● **Short task**:
Some lines in the listing below may include the string "cortex". How many are there? Give only the number.

● **The records**:
----

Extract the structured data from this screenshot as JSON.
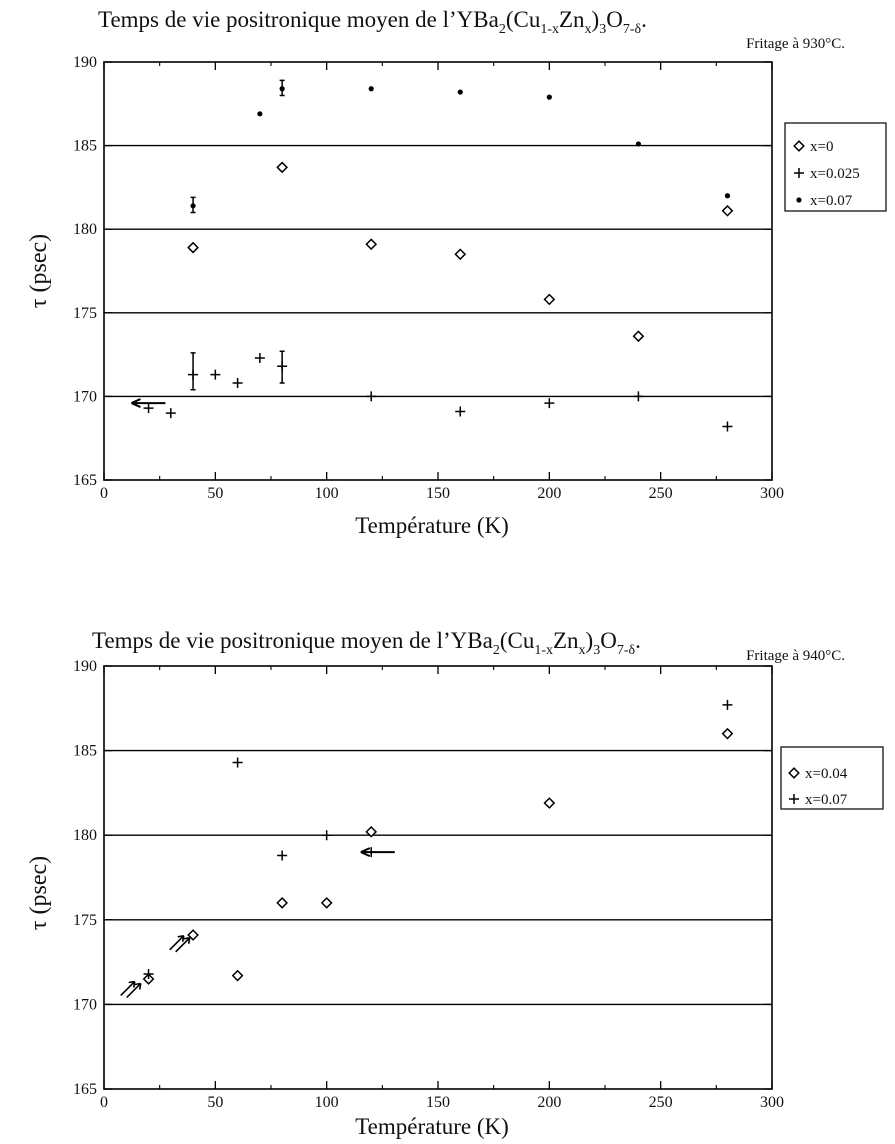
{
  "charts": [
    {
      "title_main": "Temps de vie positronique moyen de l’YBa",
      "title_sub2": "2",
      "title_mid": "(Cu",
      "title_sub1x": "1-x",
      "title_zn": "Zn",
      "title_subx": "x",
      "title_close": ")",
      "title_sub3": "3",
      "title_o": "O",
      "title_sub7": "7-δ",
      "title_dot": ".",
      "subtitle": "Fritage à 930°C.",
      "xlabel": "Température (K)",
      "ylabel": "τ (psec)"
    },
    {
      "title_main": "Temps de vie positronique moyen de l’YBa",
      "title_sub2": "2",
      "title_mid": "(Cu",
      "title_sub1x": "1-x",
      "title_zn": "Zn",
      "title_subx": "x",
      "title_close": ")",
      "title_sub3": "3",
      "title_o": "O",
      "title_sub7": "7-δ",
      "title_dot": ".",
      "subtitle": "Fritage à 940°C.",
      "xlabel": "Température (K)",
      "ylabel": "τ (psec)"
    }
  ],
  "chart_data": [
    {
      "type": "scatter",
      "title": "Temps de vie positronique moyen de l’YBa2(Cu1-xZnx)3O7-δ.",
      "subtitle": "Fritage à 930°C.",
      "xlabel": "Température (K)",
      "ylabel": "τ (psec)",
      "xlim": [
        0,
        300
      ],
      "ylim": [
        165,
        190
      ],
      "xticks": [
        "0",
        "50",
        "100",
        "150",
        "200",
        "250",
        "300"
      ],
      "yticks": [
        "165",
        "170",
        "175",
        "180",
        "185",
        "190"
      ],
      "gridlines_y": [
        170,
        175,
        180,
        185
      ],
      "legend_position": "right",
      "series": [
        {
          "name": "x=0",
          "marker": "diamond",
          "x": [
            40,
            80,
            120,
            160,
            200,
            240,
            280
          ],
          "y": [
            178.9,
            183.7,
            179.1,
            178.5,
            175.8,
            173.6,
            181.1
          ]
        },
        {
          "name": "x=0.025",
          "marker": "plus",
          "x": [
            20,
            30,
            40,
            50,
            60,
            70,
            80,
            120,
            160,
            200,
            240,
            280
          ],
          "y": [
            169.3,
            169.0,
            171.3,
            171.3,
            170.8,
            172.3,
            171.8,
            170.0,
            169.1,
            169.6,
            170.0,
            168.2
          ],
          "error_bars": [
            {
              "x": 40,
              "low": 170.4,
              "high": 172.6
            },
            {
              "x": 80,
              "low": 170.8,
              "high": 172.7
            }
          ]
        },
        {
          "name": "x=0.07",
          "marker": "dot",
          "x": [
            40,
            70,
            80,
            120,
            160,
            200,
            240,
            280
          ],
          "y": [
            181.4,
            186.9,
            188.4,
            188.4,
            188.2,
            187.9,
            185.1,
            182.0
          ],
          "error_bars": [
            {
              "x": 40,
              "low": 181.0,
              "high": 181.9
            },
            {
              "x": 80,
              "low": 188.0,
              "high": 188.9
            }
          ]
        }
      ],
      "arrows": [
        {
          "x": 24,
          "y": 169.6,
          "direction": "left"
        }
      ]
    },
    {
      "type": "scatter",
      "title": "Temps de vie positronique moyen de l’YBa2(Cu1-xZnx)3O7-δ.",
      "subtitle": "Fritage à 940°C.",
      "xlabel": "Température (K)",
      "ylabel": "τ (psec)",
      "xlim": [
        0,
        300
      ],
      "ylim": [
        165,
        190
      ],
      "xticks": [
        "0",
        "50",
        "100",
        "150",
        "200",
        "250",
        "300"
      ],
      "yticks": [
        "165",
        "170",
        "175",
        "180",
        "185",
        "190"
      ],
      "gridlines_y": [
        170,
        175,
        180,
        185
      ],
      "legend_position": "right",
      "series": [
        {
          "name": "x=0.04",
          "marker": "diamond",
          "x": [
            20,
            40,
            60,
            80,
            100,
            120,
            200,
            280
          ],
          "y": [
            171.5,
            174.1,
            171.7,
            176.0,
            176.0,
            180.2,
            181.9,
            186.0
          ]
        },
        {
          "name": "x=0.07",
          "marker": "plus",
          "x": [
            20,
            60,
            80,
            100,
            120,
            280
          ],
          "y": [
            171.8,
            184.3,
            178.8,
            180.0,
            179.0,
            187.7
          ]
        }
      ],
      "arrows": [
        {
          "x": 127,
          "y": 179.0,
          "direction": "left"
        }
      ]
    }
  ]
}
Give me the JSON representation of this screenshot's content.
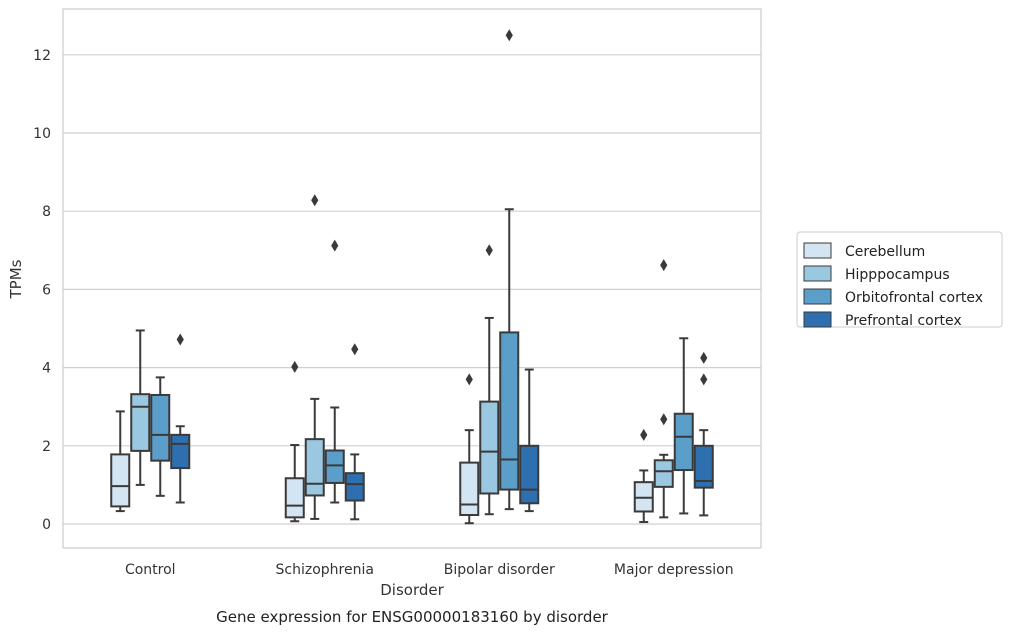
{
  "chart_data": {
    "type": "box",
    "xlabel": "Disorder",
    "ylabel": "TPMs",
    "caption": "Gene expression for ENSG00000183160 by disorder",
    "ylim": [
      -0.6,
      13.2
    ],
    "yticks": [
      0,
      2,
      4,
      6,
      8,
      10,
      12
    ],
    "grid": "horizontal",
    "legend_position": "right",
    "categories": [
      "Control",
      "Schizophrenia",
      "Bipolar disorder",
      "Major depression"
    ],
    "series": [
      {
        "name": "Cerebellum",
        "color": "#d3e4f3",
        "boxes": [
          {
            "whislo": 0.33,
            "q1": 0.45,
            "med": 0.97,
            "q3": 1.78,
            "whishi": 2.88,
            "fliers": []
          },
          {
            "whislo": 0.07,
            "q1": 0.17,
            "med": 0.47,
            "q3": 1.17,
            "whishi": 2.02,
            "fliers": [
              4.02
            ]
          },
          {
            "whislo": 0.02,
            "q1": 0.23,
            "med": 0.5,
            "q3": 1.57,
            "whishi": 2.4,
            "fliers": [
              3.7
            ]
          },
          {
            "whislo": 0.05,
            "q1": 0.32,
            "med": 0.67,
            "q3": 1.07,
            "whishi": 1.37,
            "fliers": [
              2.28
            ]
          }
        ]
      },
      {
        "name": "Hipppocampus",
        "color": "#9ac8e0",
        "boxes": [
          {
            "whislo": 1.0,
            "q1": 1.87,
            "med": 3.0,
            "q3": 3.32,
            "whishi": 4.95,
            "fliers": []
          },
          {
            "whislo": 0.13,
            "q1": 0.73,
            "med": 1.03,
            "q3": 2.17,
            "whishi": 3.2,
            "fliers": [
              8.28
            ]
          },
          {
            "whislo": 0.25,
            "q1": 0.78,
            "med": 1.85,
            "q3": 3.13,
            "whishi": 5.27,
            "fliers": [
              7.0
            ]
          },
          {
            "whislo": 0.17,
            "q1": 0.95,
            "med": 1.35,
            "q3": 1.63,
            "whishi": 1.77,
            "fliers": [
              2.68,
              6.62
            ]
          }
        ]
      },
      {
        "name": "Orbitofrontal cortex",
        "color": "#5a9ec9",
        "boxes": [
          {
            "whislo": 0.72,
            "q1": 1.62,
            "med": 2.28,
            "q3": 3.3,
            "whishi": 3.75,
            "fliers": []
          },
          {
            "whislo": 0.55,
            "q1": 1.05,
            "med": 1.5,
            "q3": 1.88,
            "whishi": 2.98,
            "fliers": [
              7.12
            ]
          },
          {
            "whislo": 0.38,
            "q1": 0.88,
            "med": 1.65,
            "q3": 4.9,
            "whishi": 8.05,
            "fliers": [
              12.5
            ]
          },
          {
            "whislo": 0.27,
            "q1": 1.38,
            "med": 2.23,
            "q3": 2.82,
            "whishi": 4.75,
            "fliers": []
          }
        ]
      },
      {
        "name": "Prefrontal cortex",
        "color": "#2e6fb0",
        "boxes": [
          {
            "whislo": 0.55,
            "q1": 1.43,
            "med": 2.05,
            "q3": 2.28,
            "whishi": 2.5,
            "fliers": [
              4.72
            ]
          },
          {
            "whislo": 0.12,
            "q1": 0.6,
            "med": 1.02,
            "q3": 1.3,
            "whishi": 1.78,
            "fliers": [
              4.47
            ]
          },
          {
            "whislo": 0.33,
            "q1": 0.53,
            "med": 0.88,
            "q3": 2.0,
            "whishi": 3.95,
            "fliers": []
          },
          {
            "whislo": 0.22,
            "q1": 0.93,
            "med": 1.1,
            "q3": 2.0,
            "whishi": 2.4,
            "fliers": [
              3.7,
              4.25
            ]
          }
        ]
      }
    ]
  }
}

----

● **Task result**:
2